[Short problem]: Write out all of the data exactly as it appears.

[Material provided]:
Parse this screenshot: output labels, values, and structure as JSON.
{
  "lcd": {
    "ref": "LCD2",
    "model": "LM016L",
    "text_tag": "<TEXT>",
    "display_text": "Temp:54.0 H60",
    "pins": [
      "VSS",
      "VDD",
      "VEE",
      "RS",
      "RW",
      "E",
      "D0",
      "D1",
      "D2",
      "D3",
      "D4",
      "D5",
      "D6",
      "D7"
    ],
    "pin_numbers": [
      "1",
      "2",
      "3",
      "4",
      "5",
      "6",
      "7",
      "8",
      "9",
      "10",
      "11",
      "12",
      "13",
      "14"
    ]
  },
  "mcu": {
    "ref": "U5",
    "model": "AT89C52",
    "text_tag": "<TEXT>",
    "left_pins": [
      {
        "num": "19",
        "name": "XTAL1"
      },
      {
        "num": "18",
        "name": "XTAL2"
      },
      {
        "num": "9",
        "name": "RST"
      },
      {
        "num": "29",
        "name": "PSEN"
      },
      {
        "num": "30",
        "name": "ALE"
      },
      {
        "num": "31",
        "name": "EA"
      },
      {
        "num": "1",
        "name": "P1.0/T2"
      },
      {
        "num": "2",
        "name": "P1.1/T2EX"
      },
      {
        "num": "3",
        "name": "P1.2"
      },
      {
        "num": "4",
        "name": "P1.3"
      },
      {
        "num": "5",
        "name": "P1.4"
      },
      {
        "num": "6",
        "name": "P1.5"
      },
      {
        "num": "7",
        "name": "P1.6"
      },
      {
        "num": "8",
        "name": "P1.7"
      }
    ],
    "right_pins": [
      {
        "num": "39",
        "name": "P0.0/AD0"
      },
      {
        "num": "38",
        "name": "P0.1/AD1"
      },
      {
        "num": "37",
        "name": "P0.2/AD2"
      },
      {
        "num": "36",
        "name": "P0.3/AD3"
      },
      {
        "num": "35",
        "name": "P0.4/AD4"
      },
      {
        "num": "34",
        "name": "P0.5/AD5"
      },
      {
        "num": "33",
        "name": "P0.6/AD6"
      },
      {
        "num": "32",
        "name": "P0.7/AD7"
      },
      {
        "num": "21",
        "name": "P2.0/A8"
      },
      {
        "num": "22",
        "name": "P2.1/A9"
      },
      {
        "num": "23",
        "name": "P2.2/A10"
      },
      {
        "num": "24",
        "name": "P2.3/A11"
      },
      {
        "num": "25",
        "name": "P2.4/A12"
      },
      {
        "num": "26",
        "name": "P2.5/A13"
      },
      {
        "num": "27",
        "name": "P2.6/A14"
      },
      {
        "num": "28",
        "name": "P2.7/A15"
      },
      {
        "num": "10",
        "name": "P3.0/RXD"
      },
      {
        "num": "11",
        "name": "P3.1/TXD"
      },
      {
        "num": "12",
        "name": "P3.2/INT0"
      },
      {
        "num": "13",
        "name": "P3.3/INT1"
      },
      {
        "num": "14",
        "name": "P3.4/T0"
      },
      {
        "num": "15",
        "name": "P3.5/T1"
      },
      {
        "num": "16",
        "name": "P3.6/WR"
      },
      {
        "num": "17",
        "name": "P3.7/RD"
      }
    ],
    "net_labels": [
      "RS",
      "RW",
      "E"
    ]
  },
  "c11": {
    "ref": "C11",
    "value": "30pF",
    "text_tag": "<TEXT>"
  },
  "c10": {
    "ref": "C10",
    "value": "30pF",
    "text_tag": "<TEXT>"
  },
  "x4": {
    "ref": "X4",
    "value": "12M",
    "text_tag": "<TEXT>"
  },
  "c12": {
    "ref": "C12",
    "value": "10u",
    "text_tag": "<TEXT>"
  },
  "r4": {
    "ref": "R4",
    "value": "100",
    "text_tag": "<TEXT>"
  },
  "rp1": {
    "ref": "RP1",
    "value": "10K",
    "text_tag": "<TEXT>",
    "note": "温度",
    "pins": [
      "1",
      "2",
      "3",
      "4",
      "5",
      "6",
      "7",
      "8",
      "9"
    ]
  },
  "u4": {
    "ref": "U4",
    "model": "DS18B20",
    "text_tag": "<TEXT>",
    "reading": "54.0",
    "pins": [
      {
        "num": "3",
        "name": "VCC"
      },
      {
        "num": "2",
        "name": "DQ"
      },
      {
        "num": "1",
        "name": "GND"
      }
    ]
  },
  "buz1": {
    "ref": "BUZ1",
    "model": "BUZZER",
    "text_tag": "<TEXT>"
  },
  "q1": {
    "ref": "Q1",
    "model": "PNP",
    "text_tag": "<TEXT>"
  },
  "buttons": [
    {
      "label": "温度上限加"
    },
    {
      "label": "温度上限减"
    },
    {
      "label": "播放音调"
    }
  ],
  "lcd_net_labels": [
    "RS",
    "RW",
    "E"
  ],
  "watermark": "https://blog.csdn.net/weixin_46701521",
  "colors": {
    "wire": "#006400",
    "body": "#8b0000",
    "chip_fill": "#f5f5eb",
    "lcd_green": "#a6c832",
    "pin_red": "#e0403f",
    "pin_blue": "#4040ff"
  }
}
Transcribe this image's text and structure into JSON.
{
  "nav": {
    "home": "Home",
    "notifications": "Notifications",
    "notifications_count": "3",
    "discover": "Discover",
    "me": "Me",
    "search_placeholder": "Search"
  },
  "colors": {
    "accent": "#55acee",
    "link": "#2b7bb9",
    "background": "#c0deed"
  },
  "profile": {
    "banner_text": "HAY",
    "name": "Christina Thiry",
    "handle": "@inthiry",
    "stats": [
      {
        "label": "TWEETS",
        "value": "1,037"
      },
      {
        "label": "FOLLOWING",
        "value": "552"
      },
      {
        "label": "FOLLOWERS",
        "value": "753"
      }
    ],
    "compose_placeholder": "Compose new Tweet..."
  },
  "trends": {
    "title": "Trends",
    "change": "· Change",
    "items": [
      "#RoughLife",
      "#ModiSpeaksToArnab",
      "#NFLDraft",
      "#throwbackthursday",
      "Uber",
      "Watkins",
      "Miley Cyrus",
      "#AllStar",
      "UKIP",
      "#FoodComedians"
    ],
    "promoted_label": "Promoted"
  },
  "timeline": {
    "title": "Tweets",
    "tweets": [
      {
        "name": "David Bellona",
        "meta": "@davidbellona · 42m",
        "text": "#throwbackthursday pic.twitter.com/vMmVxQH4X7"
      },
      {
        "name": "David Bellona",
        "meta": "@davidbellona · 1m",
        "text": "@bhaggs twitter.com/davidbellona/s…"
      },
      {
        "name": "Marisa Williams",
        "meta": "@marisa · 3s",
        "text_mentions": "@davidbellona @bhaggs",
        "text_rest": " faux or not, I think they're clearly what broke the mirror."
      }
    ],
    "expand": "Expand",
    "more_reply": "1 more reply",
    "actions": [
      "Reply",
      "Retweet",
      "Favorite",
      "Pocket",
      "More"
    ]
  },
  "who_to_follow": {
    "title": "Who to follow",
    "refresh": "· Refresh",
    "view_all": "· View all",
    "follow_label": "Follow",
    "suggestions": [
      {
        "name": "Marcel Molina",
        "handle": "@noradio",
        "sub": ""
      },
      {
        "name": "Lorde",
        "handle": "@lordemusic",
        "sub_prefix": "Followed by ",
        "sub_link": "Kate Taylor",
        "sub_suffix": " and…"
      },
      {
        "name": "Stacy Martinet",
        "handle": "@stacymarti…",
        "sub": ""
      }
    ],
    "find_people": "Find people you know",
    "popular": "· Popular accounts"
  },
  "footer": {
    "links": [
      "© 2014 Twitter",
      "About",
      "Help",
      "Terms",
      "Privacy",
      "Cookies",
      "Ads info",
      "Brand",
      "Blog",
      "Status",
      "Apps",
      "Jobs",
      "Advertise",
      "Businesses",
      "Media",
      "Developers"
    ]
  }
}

[Expected answer]:
Parse this screenshot: output labels, values, and structure as JSON.
{
  "lcd": {
    "ref": "LCD2",
    "model": "LM016L",
    "text_tag": "<TEXT>",
    "display_text": "Temp:54.0 H60",
    "pins": [
      "VSS",
      "VDD",
      "VEE",
      "RS",
      "RW",
      "E",
      "D0",
      "D1",
      "D2",
      "D3",
      "D4",
      "D5",
      "D6",
      "D7"
    ],
    "pin_numbers": [
      "1",
      "2",
      "3",
      "4",
      "5",
      "6",
      "7",
      "8",
      "9",
      "10",
      "11",
      "12",
      "13",
      "14"
    ]
  },
  "mcu": {
    "ref": "U5",
    "model": "AT89C52",
    "text_tag": "<TEXT>",
    "left_pins": [
      {
        "num": "19",
        "name": "XTAL1"
      },
      {
        "num": "18",
        "name": "XTAL2"
      },
      {
        "num": "9",
        "name": "RST"
      },
      {
        "num": "29",
        "name": "PSEN"
      },
      {
        "num": "30",
        "name": "ALE"
      },
      {
        "num": "31",
        "name": "EA"
      },
      {
        "num": "1",
        "name": "P1.0/T2"
      },
      {
        "num": "2",
        "name": "P1.1/T2EX"
      },
      {
        "num": "3",
        "name": "P1.2"
      },
      {
        "num": "4",
        "name": "P1.3"
      },
      {
        "num": "5",
        "name": "P1.4"
      },
      {
        "num": "6",
        "name": "P1.5"
      },
      {
        "num": "7",
        "name": "P1.6"
      },
      {
        "num": "8",
        "name": "P1.7"
      }
    ],
    "right_pins": [
      {
        "num": "39",
        "name": "P0.0/AD0"
      },
      {
        "num": "38",
        "name": "P0.1/AD1"
      },
      {
        "num": "37",
        "name": "P0.2/AD2"
      },
      {
        "num": "36",
        "name": "P0.3/AD3"
      },
      {
        "num": "35",
        "name": "P0.4/AD4"
      },
      {
        "num": "34",
        "name": "P0.5/AD5"
      },
      {
        "num": "33",
        "name": "P0.6/AD6"
      },
      {
        "num": "32",
        "name": "P0.7/AD7"
      },
      {
        "num": "21",
        "name": "P2.0/A8"
      },
      {
        "num": "22",
        "name": "P2.1/A9"
      },
      {
        "num": "23",
        "name": "P2.2/A10"
      },
      {
        "num": "24",
        "name": "P2.3/A11"
      },
      {
        "num": "25",
        "name": "P2.4/A12"
      },
      {
        "num": "26",
        "name": "P2.5/A13"
      },
      {
        "num": "27",
        "name": "P2.6/A14"
      },
      {
        "num": "28",
        "name": "P2.7/A15"
      },
      {
        "num": "10",
        "name": "P3.0/RXD"
      },
      {
        "num": "11",
        "name": "P3.1/TXD"
      },
      {
        "num": "12",
        "name": "P3.2/INT0"
      },
      {
        "num": "13",
        "name": "P3.3/INT1"
      },
      {
        "num": "14",
        "name": "P3.4/T0"
      },
      {
        "num": "15",
        "name": "P3.5/T1"
      },
      {
        "num": "16",
        "name": "P3.6/WR"
      },
      {
        "num": "17",
        "name": "P3.7/RD"
      }
    ],
    "net_labels": [
      "RS",
      "RW",
      "E"
    ]
  },
  "c11": {
    "ref": "C11",
    "value": "30pF",
    "text_tag": "<TEXT>"
  },
  "c10": {
    "ref": "C10",
    "value": "30pF",
    "text_tag": "<TEXT>"
  },
  "x4": {
    "ref": "X4",
    "value": "12M",
    "text_tag": "<TEXT>"
  },
  "c12": {
    "ref": "C12",
    "value": "10u",
    "text_tag": "<TEXT>"
  },
  "r4": {
    "ref": "R4",
    "value": "100",
    "text_tag": "<TEXT>"
  },
  "rp1": {
    "ref": "RP1",
    "value": "10K",
    "text_tag": "<TEXT>",
    "note": "温度",
    "pins": [
      "1",
      "2",
      "3",
      "4",
      "5",
      "6",
      "7",
      "8",
      "9"
    ]
  },
  "u4": {
    "ref": "U4",
    "model": "DS18B20",
    "text_tag": "<TEXT>",
    "reading": "54.0",
    "pins": [
      {
        "num": "3",
        "name": "VCC"
      },
      {
        "num": "2",
        "name": "DQ"
      },
      {
        "num": "1",
        "name": "GND"
      }
    ]
  },
  "buz1": {
    "ref": "BUZ1",
    "model": "BUZZER",
    "text_tag": "<TEXT>"
  },
  "q1": {
    "ref": "Q1",
    "model": "PNP",
    "text_tag": "<TEXT>"
  },
  "buttons": [
    {
      "label": "温度上限加"
    },
    {
      "label": "温度上限减"
    },
    {
      "label": "播放音调"
    }
  ],
  "lcd_net_labels": [
    "RS",
    "RW",
    "E"
  ],
  "watermark": "https://blog.csdn.net/weixin_46701521",
  "colors": {
    "wire": "#006400",
    "body": "#8b0000",
    "chip_fill": "#f5f5eb",
    "lcd_green": "#a6c832",
    "pin_red": "#e0403f",
    "pin_blue": "#4040ff"
  }
}
Transcribe this image's text and structure into JSON.
{
  "nav": {
    "home": "Home",
    "notifications": "Notifications",
    "notifications_count": "3",
    "discover": "Discover",
    "me": "Me",
    "search_placeholder": "Search"
  },
  "colors": {
    "accent": "#55acee",
    "link": "#2b7bb9",
    "background": "#c0deed"
  },
  "profile": {
    "banner_text": "HAY",
    "name": "Christina Thiry",
    "handle": "@inthiry",
    "stats": [
      {
        "label": "TWEETS",
        "value": "1,037"
      },
      {
        "label": "FOLLOWING",
        "value": "552"
      },
      {
        "label": "FOLLOWERS",
        "value": "753"
      }
    ],
    "compose_placeholder": "Compose new Tweet..."
  },
  "trends": {
    "title": "Trends",
    "change": "· Change",
    "items": [
      "#RoughLife",
      "#ModiSpeaksToArnab",
      "#NFLDraft",
      "#throwbackthursday",
      "Uber",
      "Watkins",
      "Miley Cyrus",
      "#AllStar",
      "UKIP",
      "#FoodComedians"
    ],
    "promoted_label": "Promoted"
  },
  "timeline": {
    "title": "Tweets",
    "tweets": [
      {
        "name": "David Bellona",
        "meta": "@davidbellona · 42m",
        "text": "#throwbackthursday pic.twitter.com/vMmVxQH4X7"
      },
      {
        "name": "David Bellona",
        "meta": "@davidbellona · 1m",
        "text": "@bhaggs twitter.com/davidbellona/s…"
      },
      {
        "name": "Marisa Williams",
        "meta": "@marisa · 3s",
        "text_mentions": "@davidbellona @bhaggs",
        "text_rest": " faux or not, I think they're clearly what broke the mirror."
      }
    ],
    "expand": "Expand",
    "more_reply": "1 more reply",
    "actions": [
      "Reply",
      "Retweet",
      "Favorite",
      "Pocket",
      "More"
    ]
  },
  "who_to_follow": {
    "title": "Who to follow",
    "refresh": "· Refresh",
    "view_all": "· View all",
    "follow_label": "Follow",
    "suggestions": [
      {
        "name": "Marcel Molina",
        "handle": "@noradio",
        "sub": ""
      },
      {
        "name": "Lorde",
        "handle": "@lordemusic",
        "sub_prefix": "Followed by ",
        "sub_link": "Kate Taylor",
        "sub_suffix": " and…"
      },
      {
        "name": "Stacy Martinet",
        "handle": "@stacymarti…",
        "sub": ""
      }
    ],
    "find_people": "Find people you know",
    "popular": "· Popular accounts"
  },
  "footer": {
    "links": [
      "© 2014 Twitter",
      "About",
      "Help",
      "Terms",
      "Privacy",
      "Cookies",
      "Ads info",
      "Brand",
      "Blog",
      "Status",
      "Apps",
      "Jobs",
      "Advertise",
      "Businesses",
      "Media",
      "Developers"
    ]
  }
}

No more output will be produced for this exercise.